Quoted passage.

++++

Tuesday, February 10, 2009

Letting go of a Poker Dream?

Over the last week or so, I’ve come to realize that poker is not really something that I’m ever going to excel in. I’ve never thought of myself as an elite poker player. I’ve always enjoyed the game itself, and I’ve enjoyed the camaraderie with the players that I’ve fellowshipped with throughout my 3 plus years of playing the game.

But lately, I’ve been taking poker too seriously I guess. It’s ceased becoming a fun game, and become more of a business venture of sorts, and a losing one at that. I’ve started to look a the statistics of how my play fares from a financial standpoint, and it’s losing it’s fun qualities for me.

I started tracking my progress on Full Tilt, and began with a $71 bankroll. I was happy after my cash in the TPT and had some success at the $.05/.10 tables on Tilt. But the cash games just weren’t as fun for me. I played in a little under 2000 hands of poker only to be down, and now, I’ve charted 3200 hands of poker to a losing total of more than $46. I’d say it’s a rut, and there would be some truth in that, but really I’m just getting beat a lot. In looking at my 24 sessions of cash game play, I’ve had 10 losing sessions, and 14 winning sessions. Yet, I tend to lose a lot more than I win. Not sure exactly why, but I think it’s because I chase my cash when I’m losing instead of walking away. I’ve had 4 double digit dollar losses, and only 1 double digit gain. Meh.

++++

Material shown.
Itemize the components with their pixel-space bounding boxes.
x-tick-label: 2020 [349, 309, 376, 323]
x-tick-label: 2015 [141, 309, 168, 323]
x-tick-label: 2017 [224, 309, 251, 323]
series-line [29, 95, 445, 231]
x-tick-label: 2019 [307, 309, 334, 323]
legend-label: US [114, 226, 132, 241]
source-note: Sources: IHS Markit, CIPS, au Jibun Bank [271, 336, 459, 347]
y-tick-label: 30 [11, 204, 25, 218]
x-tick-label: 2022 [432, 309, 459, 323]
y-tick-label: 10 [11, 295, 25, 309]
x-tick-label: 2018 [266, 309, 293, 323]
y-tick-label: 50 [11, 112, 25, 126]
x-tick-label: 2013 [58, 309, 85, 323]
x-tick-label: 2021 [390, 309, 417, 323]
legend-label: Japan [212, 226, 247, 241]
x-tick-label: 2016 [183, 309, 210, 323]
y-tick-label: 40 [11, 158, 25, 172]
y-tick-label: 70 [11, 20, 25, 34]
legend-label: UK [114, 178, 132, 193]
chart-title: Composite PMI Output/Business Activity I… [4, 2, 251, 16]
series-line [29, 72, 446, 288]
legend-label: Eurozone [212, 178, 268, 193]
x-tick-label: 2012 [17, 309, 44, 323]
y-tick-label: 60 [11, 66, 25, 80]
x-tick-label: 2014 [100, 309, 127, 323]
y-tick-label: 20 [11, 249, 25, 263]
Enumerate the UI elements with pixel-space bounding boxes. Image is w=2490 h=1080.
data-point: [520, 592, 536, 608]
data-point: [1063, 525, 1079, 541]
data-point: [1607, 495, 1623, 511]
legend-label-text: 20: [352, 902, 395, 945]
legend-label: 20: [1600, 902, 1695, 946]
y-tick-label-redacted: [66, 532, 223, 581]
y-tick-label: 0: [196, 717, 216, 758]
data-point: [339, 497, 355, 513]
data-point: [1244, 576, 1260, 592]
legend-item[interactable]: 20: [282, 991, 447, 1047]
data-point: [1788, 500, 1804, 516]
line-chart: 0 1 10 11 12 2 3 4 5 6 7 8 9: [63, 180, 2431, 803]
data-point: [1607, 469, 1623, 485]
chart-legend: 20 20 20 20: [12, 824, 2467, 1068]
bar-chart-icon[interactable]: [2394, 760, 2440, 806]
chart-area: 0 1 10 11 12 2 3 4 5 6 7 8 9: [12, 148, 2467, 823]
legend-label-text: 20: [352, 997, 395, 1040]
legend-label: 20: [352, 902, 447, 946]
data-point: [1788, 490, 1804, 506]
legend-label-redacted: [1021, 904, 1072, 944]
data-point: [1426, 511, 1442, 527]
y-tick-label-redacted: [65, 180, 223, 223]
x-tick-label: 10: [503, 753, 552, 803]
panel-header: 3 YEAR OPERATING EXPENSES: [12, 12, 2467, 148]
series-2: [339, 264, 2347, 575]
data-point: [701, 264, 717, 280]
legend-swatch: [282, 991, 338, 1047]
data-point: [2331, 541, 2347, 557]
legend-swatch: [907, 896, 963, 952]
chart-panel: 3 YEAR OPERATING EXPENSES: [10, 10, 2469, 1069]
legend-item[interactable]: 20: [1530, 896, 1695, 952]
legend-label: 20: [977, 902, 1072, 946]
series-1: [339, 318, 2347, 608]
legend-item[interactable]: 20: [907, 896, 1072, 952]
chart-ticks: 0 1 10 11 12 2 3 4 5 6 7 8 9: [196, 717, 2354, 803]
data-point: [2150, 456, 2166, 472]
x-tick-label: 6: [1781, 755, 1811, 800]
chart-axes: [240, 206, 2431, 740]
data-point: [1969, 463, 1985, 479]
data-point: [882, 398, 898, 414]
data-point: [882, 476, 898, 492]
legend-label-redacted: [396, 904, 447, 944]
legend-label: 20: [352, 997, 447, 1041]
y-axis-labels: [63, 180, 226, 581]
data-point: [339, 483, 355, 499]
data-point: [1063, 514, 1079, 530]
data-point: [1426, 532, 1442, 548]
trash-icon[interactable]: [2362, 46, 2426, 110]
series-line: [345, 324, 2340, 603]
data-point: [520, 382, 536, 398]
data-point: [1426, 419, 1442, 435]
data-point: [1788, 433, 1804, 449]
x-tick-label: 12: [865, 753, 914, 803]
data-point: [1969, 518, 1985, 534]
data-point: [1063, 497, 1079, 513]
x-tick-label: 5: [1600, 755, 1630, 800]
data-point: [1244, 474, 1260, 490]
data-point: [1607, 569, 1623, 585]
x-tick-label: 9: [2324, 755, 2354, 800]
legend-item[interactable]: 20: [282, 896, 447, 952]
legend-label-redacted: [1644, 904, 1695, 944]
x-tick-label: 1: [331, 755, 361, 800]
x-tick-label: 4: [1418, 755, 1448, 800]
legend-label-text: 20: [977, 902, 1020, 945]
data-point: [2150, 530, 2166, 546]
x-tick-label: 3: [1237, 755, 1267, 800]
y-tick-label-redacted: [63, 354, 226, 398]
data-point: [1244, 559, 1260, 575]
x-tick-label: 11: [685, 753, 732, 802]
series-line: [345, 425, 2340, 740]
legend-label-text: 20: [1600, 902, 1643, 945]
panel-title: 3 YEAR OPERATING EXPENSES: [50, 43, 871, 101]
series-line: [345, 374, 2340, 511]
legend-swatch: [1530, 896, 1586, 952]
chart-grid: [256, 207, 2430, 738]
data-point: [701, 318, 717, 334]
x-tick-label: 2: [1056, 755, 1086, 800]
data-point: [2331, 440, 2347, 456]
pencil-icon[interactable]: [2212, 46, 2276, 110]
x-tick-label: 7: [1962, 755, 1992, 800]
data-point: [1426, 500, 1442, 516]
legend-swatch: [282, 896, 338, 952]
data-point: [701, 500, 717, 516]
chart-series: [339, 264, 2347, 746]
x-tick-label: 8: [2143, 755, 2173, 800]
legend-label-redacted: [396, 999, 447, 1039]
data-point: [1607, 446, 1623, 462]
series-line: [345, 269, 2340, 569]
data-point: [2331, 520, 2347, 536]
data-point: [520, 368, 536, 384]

++++

Your goal. Quote the poker blog post from "Tuesday, February 10, 2009" up to and including "playing the game.".

Reply.
Tuesday, February 10, 2009

Letting go of a Poker Dream?

Over the last week or so, I’ve come to realize that poker is not really something that I’m ever going to excel in. I’ve never thought of myself as an elite poker player. I’ve always enjoyed the game itself, and I’ve enjoyed the camaraderie with the players that I’ve fellowshipped with throughout my 3 plus years of playing the game.